**WHAT TO DO**
Tally how many lines of the rows below contain the string "size", and give only that number.

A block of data
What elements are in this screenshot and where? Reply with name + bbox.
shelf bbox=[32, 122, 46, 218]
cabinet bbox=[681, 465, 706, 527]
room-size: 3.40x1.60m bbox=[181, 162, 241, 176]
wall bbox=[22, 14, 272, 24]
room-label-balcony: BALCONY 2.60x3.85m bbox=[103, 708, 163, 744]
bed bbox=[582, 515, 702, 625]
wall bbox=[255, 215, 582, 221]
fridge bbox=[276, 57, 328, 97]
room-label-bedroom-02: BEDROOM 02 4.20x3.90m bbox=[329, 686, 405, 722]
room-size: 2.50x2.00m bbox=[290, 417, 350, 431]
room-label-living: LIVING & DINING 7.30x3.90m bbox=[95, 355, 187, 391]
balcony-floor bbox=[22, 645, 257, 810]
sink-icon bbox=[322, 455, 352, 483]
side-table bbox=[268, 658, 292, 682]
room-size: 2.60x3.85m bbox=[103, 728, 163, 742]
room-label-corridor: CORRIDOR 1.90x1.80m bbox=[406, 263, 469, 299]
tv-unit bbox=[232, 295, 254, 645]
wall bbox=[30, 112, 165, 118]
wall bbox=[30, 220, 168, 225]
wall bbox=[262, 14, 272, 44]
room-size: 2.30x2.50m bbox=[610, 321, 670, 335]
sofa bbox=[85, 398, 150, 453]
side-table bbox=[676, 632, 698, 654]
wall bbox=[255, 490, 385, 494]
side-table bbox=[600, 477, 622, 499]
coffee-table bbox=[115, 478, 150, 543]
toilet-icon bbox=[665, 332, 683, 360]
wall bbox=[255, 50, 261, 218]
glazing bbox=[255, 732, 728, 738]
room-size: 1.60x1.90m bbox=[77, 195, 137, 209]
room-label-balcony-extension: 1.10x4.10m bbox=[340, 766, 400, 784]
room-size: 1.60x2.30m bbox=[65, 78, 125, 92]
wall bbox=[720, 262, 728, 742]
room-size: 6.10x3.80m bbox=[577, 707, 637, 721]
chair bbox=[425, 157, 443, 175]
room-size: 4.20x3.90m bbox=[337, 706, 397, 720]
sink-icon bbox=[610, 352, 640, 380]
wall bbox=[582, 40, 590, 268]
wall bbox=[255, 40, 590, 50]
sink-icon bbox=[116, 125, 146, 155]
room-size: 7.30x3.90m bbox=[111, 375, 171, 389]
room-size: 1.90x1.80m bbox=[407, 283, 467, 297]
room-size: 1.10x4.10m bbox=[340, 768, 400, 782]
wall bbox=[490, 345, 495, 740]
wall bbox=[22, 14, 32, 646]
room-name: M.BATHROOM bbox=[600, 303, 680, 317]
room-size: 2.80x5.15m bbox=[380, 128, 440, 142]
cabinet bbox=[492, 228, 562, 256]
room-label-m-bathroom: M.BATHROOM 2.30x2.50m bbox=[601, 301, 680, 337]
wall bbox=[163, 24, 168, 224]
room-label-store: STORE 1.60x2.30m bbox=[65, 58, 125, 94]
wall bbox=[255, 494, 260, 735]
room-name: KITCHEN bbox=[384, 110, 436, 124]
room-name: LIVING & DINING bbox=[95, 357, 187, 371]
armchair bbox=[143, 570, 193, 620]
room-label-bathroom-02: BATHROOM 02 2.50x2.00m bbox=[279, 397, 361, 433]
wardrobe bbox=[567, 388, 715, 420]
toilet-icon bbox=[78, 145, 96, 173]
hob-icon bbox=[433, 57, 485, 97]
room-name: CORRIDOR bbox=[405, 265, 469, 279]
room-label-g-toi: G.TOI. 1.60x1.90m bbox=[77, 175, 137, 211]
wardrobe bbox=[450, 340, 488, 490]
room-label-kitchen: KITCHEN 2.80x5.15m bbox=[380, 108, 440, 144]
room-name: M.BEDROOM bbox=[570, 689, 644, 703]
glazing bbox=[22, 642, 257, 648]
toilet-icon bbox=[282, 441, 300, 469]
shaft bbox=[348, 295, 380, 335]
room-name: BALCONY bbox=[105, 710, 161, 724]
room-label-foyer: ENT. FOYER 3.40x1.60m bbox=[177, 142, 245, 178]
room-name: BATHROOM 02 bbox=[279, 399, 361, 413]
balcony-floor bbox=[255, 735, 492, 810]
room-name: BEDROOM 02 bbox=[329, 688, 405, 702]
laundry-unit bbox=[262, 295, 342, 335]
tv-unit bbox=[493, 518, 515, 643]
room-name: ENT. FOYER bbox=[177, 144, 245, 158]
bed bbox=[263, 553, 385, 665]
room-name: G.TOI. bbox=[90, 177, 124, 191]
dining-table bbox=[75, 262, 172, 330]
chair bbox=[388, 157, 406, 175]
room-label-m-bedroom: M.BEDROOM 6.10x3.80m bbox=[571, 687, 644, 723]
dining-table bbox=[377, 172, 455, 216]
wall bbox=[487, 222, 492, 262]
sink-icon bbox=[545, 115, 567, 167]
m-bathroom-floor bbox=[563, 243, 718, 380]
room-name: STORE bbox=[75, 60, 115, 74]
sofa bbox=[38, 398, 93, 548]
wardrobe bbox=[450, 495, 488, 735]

**EXERCISE RESPONSE**
12